## Directive
Tell how many lines in the data below hold the string "printer"; give nothing but the number.

• • • • • • •

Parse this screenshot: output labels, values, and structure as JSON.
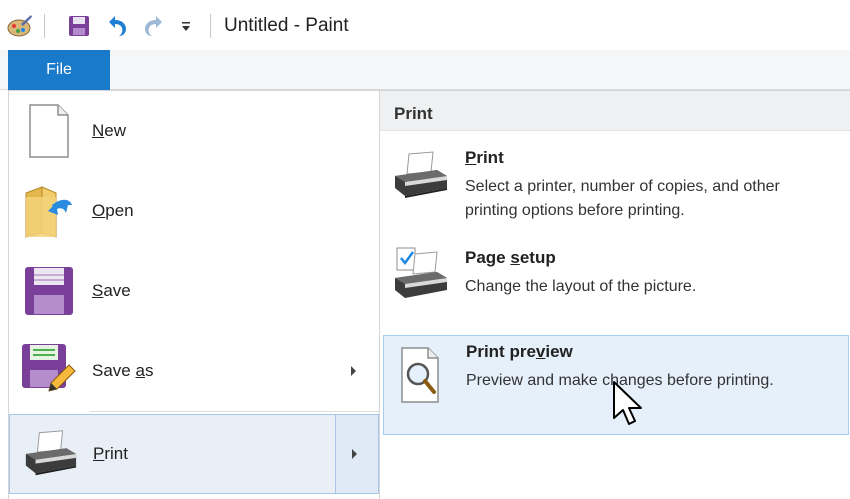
{
  "window": {
    "title": "Untitled - Paint"
  },
  "quick_access": {
    "icons": [
      "paint-app-icon",
      "save-icon",
      "undo-icon",
      "redo-icon",
      "customize-dropdown-icon"
    ]
  },
  "ribbon": {
    "file_tab": "File"
  },
  "file_menu": {
    "left_items": [
      {
        "label_pre": "",
        "label_key": "N",
        "label_post": "ew",
        "icon": "new-document-icon",
        "submenu": false
      },
      {
        "label_pre": "",
        "label_key": "O",
        "label_post": "pen",
        "icon": "open-folder-icon",
        "submenu": false
      },
      {
        "label_pre": "",
        "label_key": "S",
        "label_post": "ave",
        "icon": "save-floppy-icon",
        "submenu": false
      },
      {
        "label_pre": "Save ",
        "label_key": "a",
        "label_post": "s",
        "icon": "save-as-icon",
        "submenu": true
      },
      {
        "label_pre": "",
        "label_key": "P",
        "label_post": "rint",
        "icon": "printer-icon",
        "submenu": true
      }
    ],
    "panel": {
      "header": "Print",
      "items": [
        {
          "title_pre": "",
          "title_key": "P",
          "title_post": "rint",
          "description": "Select a printer, number of copies, and other printing options before printing.",
          "icon": "printer-icon"
        },
        {
          "title_pre": "Page ",
          "title_key": "s",
          "title_post": "etup",
          "description": "Change the layout of the picture.",
          "icon": "page-setup-icon"
        },
        {
          "title_pre": "Print pre",
          "title_key": "v",
          "title_post": "iew",
          "description": "Preview and make changes before printing.",
          "icon": "print-preview-icon"
        }
      ]
    }
  },
  "colors": {
    "file_tab_bg": "#1979ca",
    "hover_bg": "#e5f0fb",
    "hover_border": "#a8cdf0"
  }
}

• • • • • • •

## Exercise result
3